Check each line of the material below for "Muscovite", then copy the ones that contain it.

**Working data**
[START]
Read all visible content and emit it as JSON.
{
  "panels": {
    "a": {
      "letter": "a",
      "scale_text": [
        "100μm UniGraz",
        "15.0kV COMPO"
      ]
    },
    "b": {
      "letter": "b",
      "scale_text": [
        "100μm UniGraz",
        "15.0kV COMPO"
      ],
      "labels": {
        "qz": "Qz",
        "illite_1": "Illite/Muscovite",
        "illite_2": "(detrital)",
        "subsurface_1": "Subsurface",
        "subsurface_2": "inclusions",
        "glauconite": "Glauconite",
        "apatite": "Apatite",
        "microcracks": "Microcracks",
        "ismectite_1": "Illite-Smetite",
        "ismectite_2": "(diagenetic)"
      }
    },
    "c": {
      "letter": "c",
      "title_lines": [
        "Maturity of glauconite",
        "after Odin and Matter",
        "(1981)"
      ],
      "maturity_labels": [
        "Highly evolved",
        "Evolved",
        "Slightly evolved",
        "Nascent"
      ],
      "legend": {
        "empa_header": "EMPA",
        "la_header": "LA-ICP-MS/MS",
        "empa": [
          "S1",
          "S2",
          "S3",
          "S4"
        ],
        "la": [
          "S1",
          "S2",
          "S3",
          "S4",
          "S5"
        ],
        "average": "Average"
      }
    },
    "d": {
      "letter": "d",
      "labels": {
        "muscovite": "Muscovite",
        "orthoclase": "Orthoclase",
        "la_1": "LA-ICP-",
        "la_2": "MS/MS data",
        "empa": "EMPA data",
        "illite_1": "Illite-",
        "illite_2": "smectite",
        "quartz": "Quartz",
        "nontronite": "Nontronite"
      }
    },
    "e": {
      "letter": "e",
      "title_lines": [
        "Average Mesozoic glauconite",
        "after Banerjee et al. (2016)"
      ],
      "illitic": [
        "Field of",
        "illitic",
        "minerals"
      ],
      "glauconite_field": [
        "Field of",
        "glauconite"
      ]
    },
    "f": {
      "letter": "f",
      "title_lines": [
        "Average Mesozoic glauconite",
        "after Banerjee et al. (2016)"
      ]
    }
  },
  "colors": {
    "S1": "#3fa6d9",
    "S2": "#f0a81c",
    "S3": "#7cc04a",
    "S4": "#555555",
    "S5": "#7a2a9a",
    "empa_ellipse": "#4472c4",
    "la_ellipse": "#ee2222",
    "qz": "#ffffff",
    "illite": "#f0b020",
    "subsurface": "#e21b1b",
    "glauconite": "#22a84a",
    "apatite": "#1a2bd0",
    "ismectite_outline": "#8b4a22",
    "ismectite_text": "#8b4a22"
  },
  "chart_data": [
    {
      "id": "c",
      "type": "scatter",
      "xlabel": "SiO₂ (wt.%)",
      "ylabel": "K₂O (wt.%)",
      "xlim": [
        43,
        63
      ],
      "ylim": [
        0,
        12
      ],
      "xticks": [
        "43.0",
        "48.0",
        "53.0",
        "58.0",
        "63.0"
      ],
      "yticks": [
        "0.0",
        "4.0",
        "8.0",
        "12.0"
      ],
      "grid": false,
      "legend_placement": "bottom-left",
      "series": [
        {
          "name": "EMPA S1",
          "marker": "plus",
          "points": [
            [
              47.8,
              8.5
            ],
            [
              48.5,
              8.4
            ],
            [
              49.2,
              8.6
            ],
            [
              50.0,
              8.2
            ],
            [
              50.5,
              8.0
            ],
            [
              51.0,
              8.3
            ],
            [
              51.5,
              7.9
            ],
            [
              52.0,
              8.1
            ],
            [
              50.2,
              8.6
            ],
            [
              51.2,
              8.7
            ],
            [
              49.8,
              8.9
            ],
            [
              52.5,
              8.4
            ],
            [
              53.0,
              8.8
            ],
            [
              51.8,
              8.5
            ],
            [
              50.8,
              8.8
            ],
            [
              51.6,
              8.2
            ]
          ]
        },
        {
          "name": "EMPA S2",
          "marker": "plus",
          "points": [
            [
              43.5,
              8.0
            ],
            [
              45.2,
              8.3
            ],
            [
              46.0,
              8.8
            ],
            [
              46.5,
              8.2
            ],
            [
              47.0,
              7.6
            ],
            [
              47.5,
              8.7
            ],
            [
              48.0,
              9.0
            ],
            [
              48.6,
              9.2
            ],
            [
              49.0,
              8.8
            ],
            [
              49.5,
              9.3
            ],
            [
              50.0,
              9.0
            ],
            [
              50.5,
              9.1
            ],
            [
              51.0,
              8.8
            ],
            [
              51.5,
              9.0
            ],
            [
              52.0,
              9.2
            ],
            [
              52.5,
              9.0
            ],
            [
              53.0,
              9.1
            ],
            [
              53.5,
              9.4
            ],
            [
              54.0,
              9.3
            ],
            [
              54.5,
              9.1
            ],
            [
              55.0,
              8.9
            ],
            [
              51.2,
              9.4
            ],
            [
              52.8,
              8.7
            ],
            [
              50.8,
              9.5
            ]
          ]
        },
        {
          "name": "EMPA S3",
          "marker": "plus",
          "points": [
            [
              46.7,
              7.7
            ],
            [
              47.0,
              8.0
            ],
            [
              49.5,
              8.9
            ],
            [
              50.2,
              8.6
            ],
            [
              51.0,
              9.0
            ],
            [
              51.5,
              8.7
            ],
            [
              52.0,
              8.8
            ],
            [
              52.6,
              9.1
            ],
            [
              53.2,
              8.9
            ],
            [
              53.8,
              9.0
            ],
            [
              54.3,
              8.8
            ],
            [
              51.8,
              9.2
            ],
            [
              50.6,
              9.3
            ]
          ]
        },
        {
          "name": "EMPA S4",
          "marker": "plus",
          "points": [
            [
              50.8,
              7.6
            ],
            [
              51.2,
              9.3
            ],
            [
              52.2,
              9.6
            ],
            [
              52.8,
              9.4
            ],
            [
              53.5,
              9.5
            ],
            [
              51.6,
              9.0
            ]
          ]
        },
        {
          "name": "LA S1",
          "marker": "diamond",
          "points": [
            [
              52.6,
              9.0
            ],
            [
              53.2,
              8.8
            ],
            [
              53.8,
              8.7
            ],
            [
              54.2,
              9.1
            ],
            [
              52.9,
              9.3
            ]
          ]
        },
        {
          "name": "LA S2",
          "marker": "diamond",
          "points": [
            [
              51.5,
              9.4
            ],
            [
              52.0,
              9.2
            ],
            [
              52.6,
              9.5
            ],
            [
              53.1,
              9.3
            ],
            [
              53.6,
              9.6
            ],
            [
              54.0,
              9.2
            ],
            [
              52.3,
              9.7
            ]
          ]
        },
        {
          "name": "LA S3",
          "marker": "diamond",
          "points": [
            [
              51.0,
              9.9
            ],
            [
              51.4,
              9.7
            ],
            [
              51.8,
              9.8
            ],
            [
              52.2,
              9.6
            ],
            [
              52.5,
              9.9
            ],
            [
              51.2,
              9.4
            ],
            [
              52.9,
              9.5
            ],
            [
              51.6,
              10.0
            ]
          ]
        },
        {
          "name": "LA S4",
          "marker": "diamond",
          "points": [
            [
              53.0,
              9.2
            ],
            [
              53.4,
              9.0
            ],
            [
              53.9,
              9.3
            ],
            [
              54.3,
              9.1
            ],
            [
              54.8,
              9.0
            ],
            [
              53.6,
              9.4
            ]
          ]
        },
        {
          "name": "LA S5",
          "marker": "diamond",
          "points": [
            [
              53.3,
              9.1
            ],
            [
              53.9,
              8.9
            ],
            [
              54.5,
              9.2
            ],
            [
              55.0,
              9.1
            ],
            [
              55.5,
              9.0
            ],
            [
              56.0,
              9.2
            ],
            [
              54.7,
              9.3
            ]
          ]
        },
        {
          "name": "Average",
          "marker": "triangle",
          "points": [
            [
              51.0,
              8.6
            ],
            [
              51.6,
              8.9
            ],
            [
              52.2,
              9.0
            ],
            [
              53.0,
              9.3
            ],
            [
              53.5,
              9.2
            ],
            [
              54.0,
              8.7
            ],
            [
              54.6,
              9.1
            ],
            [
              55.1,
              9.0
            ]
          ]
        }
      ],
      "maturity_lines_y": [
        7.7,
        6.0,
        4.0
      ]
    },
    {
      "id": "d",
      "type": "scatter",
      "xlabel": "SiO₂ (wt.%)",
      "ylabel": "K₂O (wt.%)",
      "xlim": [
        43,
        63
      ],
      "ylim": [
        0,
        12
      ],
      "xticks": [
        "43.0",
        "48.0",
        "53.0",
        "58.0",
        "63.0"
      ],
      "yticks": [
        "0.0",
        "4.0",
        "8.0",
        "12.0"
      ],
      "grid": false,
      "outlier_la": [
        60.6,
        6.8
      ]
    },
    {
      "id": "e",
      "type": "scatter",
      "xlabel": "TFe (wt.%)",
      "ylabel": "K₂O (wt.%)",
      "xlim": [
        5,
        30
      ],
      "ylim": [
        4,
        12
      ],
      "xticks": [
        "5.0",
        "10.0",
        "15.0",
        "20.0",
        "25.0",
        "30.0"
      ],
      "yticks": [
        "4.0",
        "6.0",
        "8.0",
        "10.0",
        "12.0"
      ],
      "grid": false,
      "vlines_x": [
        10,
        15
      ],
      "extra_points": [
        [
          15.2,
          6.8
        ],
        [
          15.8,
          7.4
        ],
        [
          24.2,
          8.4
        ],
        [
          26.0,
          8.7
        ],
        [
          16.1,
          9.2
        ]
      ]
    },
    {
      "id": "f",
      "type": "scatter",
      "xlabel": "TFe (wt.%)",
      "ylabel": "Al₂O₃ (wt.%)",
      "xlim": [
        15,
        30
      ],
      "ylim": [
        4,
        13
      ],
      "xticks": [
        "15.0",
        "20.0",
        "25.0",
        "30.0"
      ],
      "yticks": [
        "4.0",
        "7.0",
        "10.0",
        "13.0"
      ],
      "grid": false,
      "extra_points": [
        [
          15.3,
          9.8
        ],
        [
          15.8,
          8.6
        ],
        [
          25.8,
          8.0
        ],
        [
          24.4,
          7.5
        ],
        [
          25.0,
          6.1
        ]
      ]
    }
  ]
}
[END]
**Written answer**
        "illite_1": "Illite/Muscovite",
        "muscovite": "Muscovite",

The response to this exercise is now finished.